• Records for the exercise:
--- Begin ---
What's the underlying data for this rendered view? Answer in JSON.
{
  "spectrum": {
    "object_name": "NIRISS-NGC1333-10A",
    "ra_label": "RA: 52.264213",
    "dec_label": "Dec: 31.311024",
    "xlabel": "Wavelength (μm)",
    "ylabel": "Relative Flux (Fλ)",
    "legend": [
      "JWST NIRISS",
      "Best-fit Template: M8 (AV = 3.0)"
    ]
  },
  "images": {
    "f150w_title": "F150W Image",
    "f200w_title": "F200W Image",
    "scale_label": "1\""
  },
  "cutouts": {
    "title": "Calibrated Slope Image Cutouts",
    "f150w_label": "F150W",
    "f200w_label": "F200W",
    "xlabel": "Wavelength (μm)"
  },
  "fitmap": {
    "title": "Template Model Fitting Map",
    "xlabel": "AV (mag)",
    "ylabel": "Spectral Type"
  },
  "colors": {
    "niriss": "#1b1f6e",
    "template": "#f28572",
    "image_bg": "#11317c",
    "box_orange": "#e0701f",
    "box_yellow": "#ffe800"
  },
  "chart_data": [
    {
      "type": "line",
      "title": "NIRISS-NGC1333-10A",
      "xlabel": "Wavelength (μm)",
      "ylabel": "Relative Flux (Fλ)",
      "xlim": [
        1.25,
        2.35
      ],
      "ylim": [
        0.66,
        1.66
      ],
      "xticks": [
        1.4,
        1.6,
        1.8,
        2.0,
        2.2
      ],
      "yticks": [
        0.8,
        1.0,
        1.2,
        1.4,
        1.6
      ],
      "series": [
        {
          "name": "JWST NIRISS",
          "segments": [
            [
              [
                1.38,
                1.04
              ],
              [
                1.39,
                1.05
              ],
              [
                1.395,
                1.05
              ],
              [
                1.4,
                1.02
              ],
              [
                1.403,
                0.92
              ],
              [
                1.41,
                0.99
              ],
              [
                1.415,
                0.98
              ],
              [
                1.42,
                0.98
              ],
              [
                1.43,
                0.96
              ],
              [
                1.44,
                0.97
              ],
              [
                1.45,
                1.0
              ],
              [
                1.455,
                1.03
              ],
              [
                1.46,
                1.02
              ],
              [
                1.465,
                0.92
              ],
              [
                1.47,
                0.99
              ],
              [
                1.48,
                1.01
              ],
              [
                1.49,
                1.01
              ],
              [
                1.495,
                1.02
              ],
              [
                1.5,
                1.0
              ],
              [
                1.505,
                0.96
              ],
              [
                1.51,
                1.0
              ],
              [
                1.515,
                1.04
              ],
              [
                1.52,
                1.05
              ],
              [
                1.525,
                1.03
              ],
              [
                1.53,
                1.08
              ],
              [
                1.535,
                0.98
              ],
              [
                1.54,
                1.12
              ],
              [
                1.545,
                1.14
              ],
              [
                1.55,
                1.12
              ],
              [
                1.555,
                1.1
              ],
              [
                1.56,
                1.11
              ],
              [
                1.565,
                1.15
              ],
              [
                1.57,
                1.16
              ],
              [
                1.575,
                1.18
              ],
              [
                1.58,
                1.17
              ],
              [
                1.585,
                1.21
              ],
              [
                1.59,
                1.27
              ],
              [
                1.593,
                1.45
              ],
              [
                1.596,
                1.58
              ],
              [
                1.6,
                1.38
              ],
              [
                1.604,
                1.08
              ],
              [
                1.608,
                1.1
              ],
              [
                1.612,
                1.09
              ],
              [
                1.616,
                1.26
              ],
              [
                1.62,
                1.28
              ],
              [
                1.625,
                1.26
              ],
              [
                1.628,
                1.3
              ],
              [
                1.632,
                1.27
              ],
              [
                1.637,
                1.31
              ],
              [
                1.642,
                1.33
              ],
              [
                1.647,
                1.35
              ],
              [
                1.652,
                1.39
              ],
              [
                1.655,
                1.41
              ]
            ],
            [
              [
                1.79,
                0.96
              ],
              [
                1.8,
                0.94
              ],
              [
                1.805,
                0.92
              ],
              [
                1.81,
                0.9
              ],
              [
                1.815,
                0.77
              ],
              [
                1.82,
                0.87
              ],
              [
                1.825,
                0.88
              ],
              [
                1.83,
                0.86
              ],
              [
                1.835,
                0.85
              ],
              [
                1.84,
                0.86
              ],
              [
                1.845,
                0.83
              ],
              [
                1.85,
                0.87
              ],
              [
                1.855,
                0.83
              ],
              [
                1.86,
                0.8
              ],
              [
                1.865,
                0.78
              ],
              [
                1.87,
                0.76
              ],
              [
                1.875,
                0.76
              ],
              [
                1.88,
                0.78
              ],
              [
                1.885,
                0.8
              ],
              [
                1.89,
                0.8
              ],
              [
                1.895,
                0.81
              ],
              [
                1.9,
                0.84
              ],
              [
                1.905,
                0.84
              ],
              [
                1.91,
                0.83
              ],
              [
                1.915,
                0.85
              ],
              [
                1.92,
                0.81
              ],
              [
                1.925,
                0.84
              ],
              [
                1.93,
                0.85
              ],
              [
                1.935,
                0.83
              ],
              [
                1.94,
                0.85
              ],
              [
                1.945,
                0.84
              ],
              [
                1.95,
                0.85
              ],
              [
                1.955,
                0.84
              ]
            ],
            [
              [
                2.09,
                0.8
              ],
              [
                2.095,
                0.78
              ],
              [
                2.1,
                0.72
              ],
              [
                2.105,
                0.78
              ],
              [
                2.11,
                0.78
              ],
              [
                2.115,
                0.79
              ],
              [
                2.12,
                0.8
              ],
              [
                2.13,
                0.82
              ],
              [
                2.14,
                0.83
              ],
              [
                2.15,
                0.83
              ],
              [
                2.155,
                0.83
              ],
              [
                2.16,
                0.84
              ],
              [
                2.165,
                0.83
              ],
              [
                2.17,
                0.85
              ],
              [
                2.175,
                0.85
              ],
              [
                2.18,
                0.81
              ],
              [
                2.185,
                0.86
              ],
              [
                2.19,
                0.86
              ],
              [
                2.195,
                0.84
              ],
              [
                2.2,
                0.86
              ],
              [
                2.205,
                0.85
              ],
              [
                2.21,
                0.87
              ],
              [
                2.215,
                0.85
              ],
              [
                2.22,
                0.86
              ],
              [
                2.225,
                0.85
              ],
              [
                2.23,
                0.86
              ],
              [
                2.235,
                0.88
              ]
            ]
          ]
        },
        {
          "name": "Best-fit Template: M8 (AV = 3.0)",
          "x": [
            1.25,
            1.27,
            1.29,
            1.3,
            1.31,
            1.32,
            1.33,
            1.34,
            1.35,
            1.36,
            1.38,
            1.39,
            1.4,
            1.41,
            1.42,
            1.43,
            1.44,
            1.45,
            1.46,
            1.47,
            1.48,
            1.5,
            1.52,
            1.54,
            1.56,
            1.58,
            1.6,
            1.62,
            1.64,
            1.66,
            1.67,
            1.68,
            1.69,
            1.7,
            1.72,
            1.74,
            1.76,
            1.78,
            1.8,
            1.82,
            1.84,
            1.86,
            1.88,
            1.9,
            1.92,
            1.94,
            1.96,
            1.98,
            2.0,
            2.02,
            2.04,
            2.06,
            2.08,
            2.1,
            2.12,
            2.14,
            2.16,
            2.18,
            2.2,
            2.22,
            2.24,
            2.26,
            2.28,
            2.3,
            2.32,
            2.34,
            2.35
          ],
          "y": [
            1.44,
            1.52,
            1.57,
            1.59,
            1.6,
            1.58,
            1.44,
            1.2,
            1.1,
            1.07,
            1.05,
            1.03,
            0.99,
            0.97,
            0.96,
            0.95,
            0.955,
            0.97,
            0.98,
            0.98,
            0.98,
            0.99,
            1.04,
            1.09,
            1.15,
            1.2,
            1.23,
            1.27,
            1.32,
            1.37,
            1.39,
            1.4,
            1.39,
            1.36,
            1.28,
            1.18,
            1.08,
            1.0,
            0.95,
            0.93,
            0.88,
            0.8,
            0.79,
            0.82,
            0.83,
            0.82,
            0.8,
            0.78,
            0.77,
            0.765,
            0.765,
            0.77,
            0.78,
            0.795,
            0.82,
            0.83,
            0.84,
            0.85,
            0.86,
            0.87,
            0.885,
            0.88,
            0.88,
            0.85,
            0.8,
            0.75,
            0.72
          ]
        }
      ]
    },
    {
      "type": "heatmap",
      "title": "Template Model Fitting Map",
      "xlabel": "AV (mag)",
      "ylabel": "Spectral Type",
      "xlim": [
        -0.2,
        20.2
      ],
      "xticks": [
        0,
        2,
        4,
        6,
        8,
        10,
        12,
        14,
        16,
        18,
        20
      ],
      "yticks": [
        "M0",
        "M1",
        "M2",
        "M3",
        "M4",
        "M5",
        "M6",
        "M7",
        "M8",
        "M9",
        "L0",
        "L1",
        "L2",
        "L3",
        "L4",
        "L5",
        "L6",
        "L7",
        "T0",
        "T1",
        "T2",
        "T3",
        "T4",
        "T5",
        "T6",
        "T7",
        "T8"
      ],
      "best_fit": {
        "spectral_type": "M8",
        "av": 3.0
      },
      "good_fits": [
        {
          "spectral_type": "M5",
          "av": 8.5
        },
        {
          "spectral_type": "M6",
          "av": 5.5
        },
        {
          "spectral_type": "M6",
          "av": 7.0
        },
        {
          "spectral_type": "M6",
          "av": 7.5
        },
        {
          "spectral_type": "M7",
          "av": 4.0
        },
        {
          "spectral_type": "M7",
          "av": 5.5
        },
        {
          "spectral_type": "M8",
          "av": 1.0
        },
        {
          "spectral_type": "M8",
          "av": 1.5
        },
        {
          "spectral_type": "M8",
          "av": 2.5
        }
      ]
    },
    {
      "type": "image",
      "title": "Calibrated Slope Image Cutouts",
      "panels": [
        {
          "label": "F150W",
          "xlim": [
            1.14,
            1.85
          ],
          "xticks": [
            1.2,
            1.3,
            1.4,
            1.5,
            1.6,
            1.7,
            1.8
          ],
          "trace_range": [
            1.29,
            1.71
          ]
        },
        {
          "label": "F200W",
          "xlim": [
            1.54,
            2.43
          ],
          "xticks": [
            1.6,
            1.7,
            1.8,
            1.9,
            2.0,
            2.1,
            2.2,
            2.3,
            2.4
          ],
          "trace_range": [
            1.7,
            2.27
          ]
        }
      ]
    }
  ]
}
--- End ---
• Problem statement: What is the number of lines that hold the string "Wavelength"? Reply with that number alone.

• Solution for this exercise: 3